[START]

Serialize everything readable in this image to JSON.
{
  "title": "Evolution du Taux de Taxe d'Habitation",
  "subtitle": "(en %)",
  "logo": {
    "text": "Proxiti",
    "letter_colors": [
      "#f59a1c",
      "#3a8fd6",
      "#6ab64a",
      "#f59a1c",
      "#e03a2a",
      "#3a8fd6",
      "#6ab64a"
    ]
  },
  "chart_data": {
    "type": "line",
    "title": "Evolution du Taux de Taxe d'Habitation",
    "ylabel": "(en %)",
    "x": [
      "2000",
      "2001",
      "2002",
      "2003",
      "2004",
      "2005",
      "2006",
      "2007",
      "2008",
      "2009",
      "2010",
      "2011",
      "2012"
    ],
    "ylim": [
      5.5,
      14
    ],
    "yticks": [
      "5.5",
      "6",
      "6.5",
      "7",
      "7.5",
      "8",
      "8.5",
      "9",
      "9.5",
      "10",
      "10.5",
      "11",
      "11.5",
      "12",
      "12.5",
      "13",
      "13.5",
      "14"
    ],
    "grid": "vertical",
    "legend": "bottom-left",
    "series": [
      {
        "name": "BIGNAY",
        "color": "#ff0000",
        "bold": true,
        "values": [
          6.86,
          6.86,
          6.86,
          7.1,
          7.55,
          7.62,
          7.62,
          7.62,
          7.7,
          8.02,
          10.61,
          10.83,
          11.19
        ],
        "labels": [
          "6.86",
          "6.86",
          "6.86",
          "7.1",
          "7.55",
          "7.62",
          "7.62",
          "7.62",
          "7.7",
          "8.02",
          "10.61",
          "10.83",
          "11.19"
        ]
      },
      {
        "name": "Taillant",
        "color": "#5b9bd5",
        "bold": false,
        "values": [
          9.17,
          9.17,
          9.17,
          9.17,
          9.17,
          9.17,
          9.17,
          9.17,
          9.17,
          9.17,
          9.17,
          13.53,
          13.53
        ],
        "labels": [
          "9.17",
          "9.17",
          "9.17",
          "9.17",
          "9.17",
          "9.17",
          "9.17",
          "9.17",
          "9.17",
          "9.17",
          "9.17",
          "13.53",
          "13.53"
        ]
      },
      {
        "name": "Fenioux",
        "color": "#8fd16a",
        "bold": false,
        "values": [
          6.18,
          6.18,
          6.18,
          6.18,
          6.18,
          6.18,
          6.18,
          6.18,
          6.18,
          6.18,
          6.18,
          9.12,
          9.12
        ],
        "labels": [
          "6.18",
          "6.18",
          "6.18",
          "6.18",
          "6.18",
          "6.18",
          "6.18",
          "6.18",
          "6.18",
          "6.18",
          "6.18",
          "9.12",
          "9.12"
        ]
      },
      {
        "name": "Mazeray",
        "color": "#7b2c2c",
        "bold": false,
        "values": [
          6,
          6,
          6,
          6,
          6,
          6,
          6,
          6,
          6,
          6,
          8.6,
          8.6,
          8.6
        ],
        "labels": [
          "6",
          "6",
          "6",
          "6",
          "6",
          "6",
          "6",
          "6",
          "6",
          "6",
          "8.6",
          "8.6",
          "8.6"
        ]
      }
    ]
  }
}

[END]
[START]

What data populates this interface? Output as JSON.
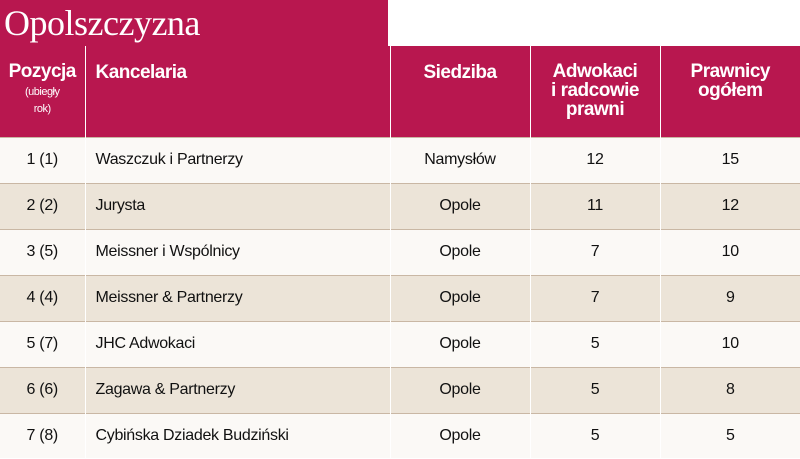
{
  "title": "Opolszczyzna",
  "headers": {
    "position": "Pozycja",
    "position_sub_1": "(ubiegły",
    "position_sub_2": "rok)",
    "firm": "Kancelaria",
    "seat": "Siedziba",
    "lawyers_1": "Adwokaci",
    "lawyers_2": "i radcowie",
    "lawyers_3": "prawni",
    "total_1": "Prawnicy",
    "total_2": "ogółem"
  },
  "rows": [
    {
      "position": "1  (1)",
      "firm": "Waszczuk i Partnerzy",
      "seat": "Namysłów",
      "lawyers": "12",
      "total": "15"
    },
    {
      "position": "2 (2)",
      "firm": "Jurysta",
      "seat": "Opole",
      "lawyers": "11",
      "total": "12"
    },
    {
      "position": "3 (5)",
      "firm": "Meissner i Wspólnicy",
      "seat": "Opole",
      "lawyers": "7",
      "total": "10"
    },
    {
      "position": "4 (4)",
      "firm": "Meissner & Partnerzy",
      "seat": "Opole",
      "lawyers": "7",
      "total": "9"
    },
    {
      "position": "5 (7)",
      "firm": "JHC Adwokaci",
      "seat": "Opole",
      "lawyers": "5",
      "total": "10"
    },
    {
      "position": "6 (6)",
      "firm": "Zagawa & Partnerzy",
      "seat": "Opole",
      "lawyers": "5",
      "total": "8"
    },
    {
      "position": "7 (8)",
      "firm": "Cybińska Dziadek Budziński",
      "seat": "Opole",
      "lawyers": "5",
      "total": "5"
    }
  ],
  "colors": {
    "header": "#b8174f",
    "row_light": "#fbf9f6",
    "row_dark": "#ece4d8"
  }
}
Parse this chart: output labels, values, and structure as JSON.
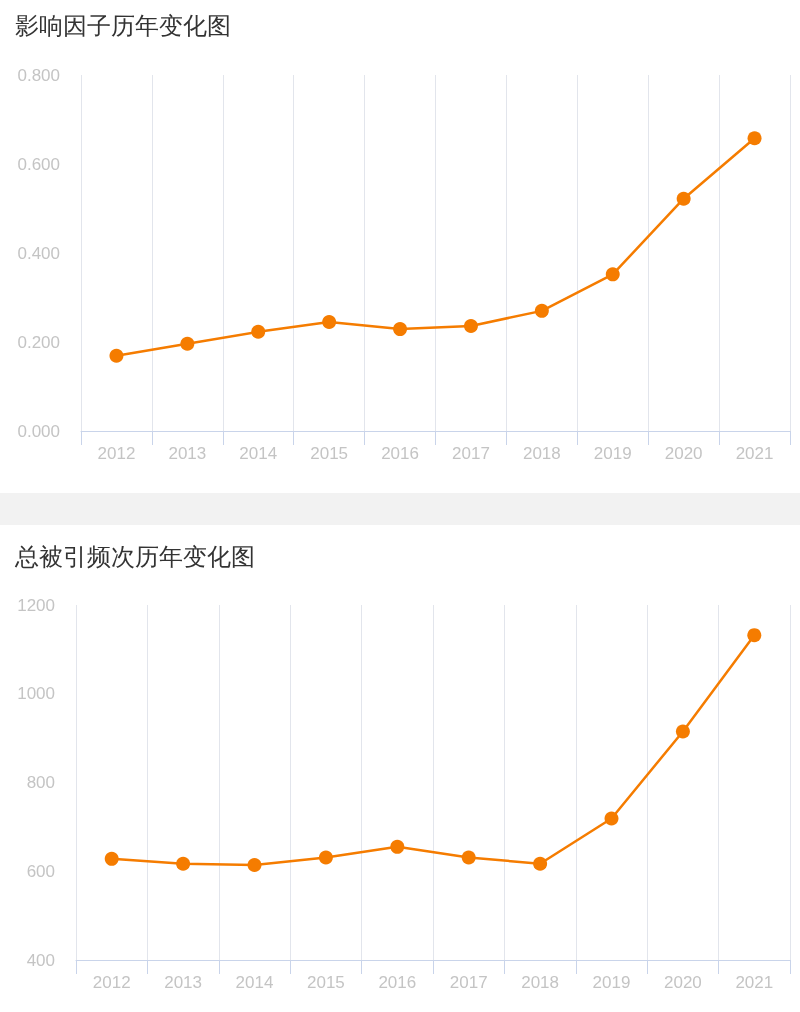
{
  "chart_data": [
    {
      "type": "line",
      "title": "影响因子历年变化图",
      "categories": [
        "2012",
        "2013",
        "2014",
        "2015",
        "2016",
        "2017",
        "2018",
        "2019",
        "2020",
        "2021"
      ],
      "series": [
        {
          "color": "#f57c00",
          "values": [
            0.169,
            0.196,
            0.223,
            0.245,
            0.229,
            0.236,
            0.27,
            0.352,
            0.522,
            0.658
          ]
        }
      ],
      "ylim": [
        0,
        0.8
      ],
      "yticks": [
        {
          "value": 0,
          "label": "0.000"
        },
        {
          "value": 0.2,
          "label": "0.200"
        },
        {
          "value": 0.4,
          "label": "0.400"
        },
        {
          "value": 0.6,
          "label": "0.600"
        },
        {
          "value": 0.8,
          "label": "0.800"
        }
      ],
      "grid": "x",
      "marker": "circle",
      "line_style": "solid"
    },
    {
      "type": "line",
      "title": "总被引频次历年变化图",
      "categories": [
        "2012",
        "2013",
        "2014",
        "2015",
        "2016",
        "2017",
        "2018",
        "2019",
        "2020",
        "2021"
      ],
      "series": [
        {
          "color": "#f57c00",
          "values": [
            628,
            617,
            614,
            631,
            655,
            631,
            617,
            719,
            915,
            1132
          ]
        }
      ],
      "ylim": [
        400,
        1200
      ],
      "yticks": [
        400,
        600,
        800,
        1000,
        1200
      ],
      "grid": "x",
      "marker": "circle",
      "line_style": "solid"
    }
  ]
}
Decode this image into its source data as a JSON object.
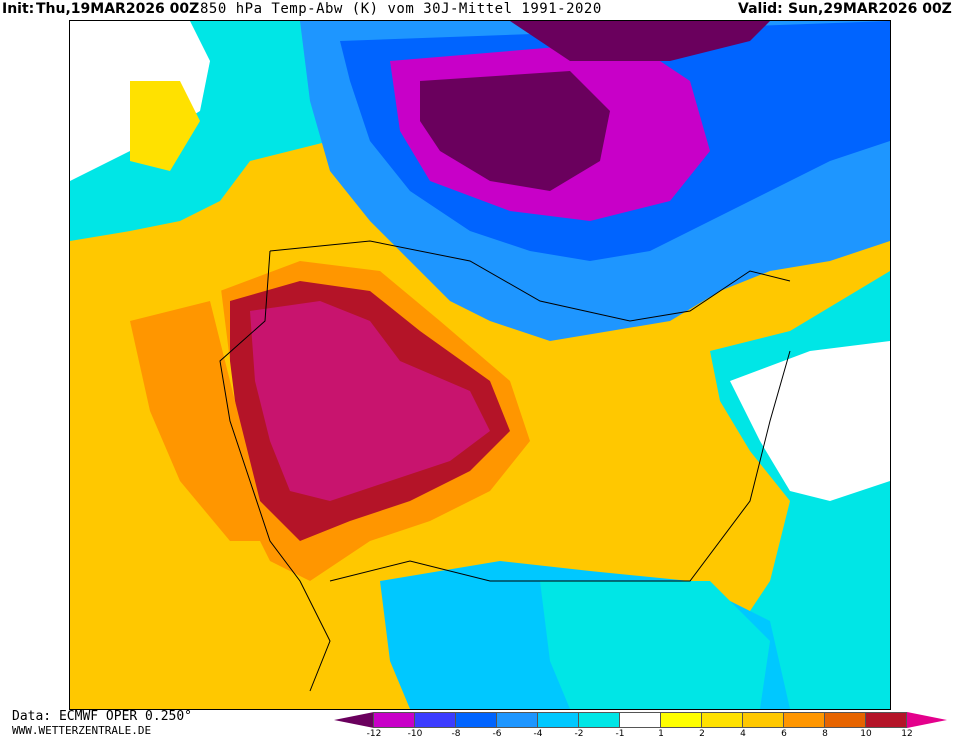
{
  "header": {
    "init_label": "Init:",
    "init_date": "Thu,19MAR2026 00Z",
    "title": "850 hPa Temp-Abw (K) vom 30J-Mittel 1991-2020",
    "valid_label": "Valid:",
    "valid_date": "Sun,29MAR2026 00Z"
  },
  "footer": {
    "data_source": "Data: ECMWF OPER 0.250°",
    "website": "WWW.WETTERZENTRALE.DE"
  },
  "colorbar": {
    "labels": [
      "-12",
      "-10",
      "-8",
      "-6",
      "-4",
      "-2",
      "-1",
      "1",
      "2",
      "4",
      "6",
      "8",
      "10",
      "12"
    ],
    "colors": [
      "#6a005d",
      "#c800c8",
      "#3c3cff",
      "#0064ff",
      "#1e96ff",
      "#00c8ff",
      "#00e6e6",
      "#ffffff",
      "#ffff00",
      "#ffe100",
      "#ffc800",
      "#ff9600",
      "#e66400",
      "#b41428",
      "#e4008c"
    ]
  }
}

[END]

> _WRITTEN REQUEST_:
Go through the material line by line. Show each line that contains the string "Partnerzy".

> _FULL RESPONSE_:
      "firm": "Waszczuk i Partnerzy",
      "firm": "Meissner & Partnerzy",
      "firm": "Zagawa & Partnerzy",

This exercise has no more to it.